- _PROBLEM STATEMENT_: Search the records for the word "United" and pick out every line that has it.

- _DATA SUPPLIED_:
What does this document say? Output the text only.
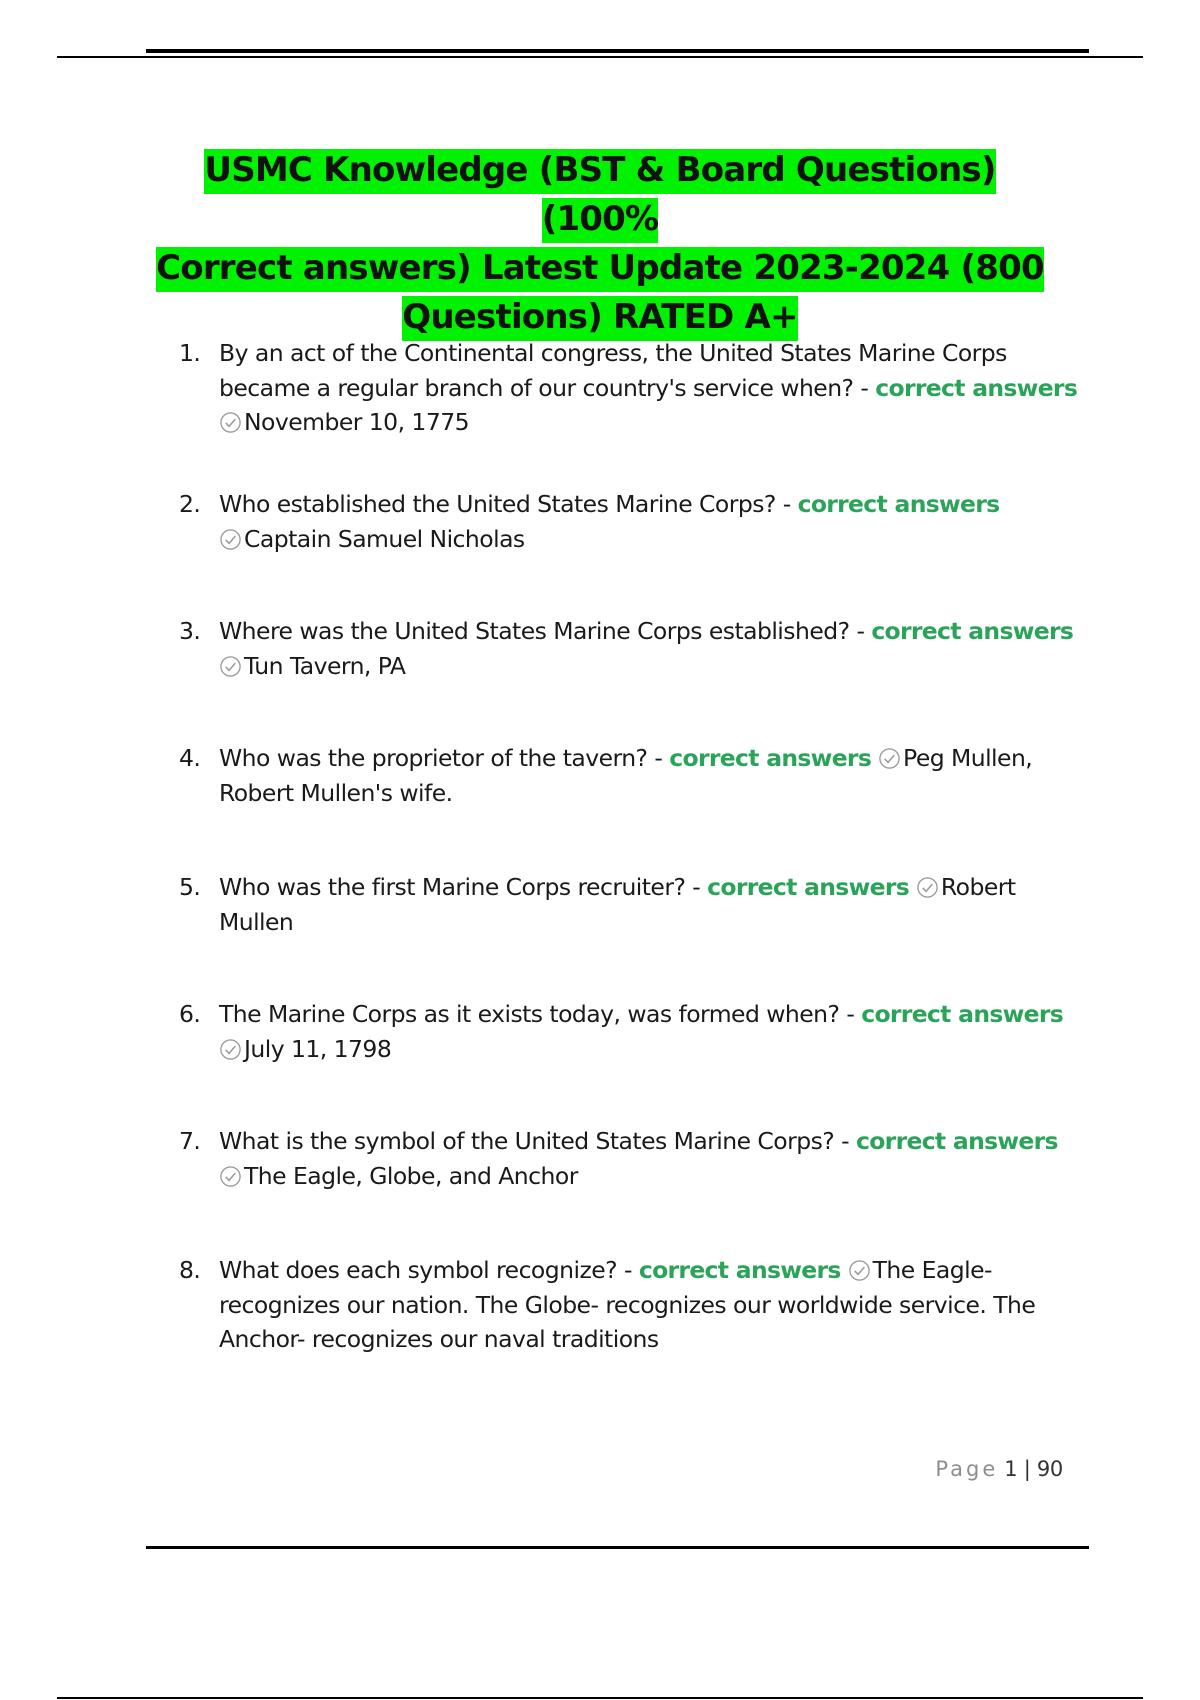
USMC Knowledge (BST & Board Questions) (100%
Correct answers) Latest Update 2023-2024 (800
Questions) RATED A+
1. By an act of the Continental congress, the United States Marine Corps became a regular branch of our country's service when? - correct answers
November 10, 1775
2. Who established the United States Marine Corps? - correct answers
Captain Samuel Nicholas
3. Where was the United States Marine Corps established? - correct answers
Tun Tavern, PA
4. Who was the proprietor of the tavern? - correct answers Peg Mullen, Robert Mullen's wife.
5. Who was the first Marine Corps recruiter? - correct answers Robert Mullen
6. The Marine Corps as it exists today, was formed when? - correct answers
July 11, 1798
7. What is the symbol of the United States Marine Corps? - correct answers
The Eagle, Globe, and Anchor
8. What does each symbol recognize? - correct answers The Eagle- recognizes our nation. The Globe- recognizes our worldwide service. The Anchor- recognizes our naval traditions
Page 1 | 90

- _ANSWER TO THIS PROBLEM_:
1. By an act of the Continental congress, the United States Marine Corps became a regular branch of our country's service when? - correct answers
2. Who established the United States Marine Corps? - correct answers
3. Where was the United States Marine Corps established? - correct answers
7. What is the symbol of the United States Marine Corps? - correct answers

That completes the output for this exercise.